** begin Provided entries **

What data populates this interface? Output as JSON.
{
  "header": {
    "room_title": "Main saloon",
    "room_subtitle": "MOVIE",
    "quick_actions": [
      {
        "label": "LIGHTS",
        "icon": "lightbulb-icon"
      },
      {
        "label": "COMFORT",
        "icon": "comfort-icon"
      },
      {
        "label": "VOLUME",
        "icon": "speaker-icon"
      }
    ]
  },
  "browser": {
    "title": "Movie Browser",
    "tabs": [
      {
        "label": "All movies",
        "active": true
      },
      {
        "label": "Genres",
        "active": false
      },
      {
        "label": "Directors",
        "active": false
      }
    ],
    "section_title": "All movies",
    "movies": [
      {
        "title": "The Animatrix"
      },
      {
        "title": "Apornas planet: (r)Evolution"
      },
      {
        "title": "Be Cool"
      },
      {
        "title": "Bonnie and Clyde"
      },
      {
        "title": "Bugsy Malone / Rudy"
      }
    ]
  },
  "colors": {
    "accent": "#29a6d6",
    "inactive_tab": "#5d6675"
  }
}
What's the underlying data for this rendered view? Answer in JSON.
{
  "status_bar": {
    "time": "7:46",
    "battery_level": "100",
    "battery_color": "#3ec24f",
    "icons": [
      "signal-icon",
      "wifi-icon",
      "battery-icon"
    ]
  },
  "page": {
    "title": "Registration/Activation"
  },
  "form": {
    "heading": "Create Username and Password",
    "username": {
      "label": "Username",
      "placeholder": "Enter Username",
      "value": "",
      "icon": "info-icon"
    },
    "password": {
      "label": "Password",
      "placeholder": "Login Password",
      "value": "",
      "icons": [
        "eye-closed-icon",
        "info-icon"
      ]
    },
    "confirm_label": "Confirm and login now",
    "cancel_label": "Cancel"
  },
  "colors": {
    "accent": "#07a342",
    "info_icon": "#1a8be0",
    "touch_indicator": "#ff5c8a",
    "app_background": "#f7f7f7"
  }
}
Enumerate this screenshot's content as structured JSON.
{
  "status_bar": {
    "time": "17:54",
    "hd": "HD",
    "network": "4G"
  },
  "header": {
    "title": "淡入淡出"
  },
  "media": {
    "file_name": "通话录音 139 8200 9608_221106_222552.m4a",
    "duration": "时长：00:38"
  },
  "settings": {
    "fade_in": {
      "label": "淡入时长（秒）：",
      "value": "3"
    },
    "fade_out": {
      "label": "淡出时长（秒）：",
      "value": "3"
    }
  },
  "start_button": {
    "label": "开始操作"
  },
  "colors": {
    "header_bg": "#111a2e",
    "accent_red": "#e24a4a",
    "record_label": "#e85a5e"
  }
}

** end Provided entries **

**What you are asked to do:** Retype the records that precede this task, keeping them exactly the same.

**Final result:**
What data populates this interface? Output as JSON.
{
  "header": {
    "room_title": "Main saloon",
    "room_subtitle": "MOVIE",
    "quick_actions": [
      {
        "label": "LIGHTS",
        "icon": "lightbulb-icon"
      },
      {
        "label": "COMFORT",
        "icon": "comfort-icon"
      },
      {
        "label": "VOLUME",
        "icon": "speaker-icon"
      }
    ]
  },
  "browser": {
    "title": "Movie Browser",
    "tabs": [
      {
        "label": "All movies",
        "active": true
      },
      {
        "label": "Genres",
        "active": false
      },
      {
        "label": "Directors",
        "active": false
      }
    ],
    "section_title": "All movies",
    "movies": [
      {
        "title": "The Animatrix"
      },
      {
        "title": "Apornas planet: (r)Evolution"
      },
      {
        "title": "Be Cool"
      },
      {
        "title": "Bonnie and Clyde"
      },
      {
        "title": "Bugsy Malone / Rudy"
      }
    ]
  },
  "colors": {
    "accent": "#29a6d6",
    "inactive_tab": "#5d6675"
  }
}
What's the underlying data for this rendered view? Answer in JSON.
{
  "status_bar": {
    "time": "7:46",
    "battery_level": "100",
    "battery_color": "#3ec24f",
    "icons": [
      "signal-icon",
      "wifi-icon",
      "battery-icon"
    ]
  },
  "page": {
    "title": "Registration/Activation"
  },
  "form": {
    "heading": "Create Username and Password",
    "username": {
      "label": "Username",
      "placeholder": "Enter Username",
      "value": "",
      "icon": "info-icon"
    },
    "password": {
      "label": "Password",
      "placeholder": "Login Password",
      "value": "",
      "icons": [
        "eye-closed-icon",
        "info-icon"
      ]
    },
    "confirm_label": "Confirm and login now",
    "cancel_label": "Cancel"
  },
  "colors": {
    "accent": "#07a342",
    "info_icon": "#1a8be0",
    "touch_indicator": "#ff5c8a",
    "app_background": "#f7f7f7"
  }
}
Enumerate this screenshot's content as structured JSON.
{
  "status_bar": {
    "time": "17:54",
    "hd": "HD",
    "network": "4G"
  },
  "header": {
    "title": "淡入淡出"
  },
  "media": {
    "file_name": "通话录音 139 8200 9608_221106_222552.m4a",
    "duration": "时长：00:38"
  },
  "settings": {
    "fade_in": {
      "label": "淡入时长（秒）：",
      "value": "3"
    },
    "fade_out": {
      "label": "淡出时长（秒）：",
      "value": "3"
    }
  },
  "start_button": {
    "label": "开始操作"
  },
  "colors": {
    "header_bg": "#111a2e",
    "accent_red": "#e24a4a",
    "record_label": "#e85a5e"
  }
}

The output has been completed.